About a (Somewhat Older) Boy

Anyone who liked the Weitz Brothers 2002 film "About a Boy" with Hugh Grant should enjoy this film, their follow-up, for it is almost eerily reminiscent of that earlier release with only a few minor plot points turned upside-down, including the age of the boy. Regardless, the basic formula is the same.

Here we have family man Dennis Quaid as Dan, an ageing advertising executive working for a sports magazine, warming up to Topher Grace as a young up and comer in the business world. The film begins with them as rivals, as Grace's Carter Duryea comes into Dan's magazine and takes over his job as head of ad sales for Sports America magazine. The two clash but Dan is desperate to hang on to his job because his wife, played by the utilitarian Marg Helgenberger, has just recently announced that she is pregnant and college-aged daughter Alex, graced by the presence of Scarlett Johansson in her skin, gets accepted to the prestigious and expensive NYU. Dan takes a position under Carter to keep a paycheck coming in.

But things are never as simple as they seem with the Weitz Brothers and the script for this film is exceptionally smart. This isn't some rehash of "Wall Street" set in the modern corporate world. This is a film about human beings and human emotions and the brothers wonderfully capture the frustration, angst, joy and love in the hearts of their characters. We are allowed much entree into both Quaid and Grace's character's lives and their thoughts through this fantastic script. Before long, we come to like and empathize with both of them. There are no villains here, except for perhaps modern corporate culture, and no overly ridiculous dramatic postures.

Quaid and Grace develop a beautiful chemistry and both prove just how capable and charismatic they can be. Quaid is quite wonderful as both a businessman with a conscience and a father with a heart. He has to play a "father figure" in many senses of the term here and comes to be a presence we admire and respect. This is incredibly important to the script. Grace, meanwhile, finds it unnecessary to break out of his Eric Foreman mold too radically and doesn't work to grate against the grain here to prove his merit as an actor. Instead he evolves subtly out of his TV character's mold to provide a young man with many of the same attributes as his Foreman but one who is more aggressive yet also more vulnerable. His Carter isn't a hurt child masking his feelings by becoming an asshole (which is how a lesser actor might play this role) but is rather a misguided young man who is trying desperately to fill a hole in his life. It takes the tutelage of Dan to make his character see that the things that he is searching for so desperately have been within him all the time.

# DIRECTIONS
1/ Rewrite the stretch of the film review from "Here we have" through "paycheck coming in.", changing "magazine" to "publication".
2/ Pick up the film review after its last sentence and carry it forward.

# DATA EXCERPT
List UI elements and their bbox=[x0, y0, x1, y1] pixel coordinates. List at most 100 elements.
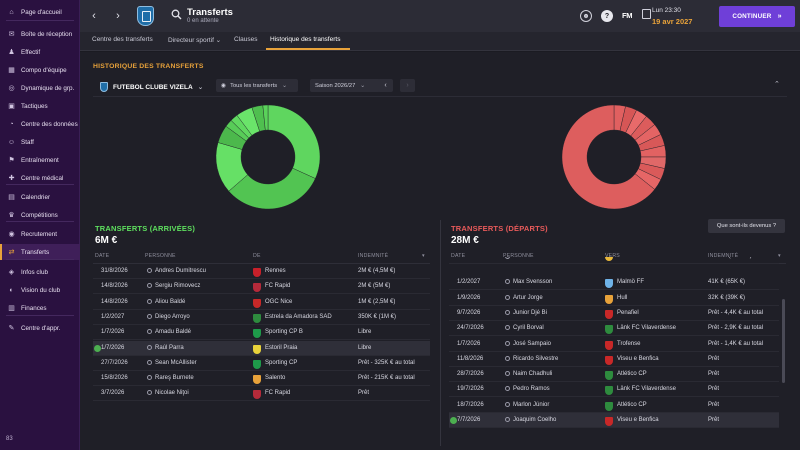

# ANSWERS TO THE PROBLEMS
1/
Here we have family man Dennis Quaid as Dan, an ageing advertising executive working for a sports publication, warming up to Topher Grace as a young up and comer in the business world. The film begins with them as rivals, as Grace's Carter Duryea comes into Dan's publication and takes over his job as head of ad sales for Sports America publication. The two clash but Dan is desperate to hang on to his job because his wife, played by the utilitarian Marg Helgenberger, has just recently announced that she is pregnant and college-aged daughter Alex, graced by the presence of Scarlett Johansson in her skin, gets accepted to the prestigious and expensive NYU. Dan takes a position under Carter to keep a paycheck coming in.

2/
Smart, witty, charming and engaging, "In Good Company" has only one flaw. The Weitz Brothers, using the blueprint of "About a Boy" to create this film, decide to pump up acoustic shoe-gazer tunes in every single segue between scenes and the style just doesn't work here. The songs don't fit. It's as if they are trying to evoke shades of "The Graduate" yet again and we all know that device waned the minute "Good Will Hunting" hit video. But this one flaw does not a failure make. "In Good Company" is one of the best films to be seen this year. For a film about corporate America to have such heart and soul is a beautiful thing indeed.

Notes:

Also with David Paymer, Philip Baker Hall, Clark Gregg, Selma Blair, Frankie Faison, John Cho, Ty Burrell, and Amy Aquino.

The film is written and directed by Paul Weitz. Brother Chris is listed as a producer.

Score by Stephen Trask. A song by David Byrne is used over the opening credits and the Peter Gabriel tune "Salisbury Hill," which is used way to often in film trailers, is also used here; so its use in this film's trailer is easier to forgive.

The working title for the film was "Synergy," a much better name that was probably rejected by the powers-that-be as too esoteric. The chosen title is obviously the exact opposite, being much too bland.

Viewed at a sneak in December 2004. Thanks to my friend Jan for helping me find out about it. It was at the Highland 10 in Austin. I hadn't been to that theater since it was re- opened by a company called Entertainment Filmworks, made up of laid-off theater managers during the downsizing of the early 90's. The only movie I had seen there was "Monsters, Inc." Since then they have remodeled the place and put in stadium seating. It is really an awesome theater now.

I did get lost trying to find the place but since it is such a nice theater, I am sure I will remember where it is and go more often.

There were some inane college girls who sat behind me and had the most ridiculous conversation about films. When one mentioned she wrote about film for some paper and got paid I nearly choked on my Diet Coke.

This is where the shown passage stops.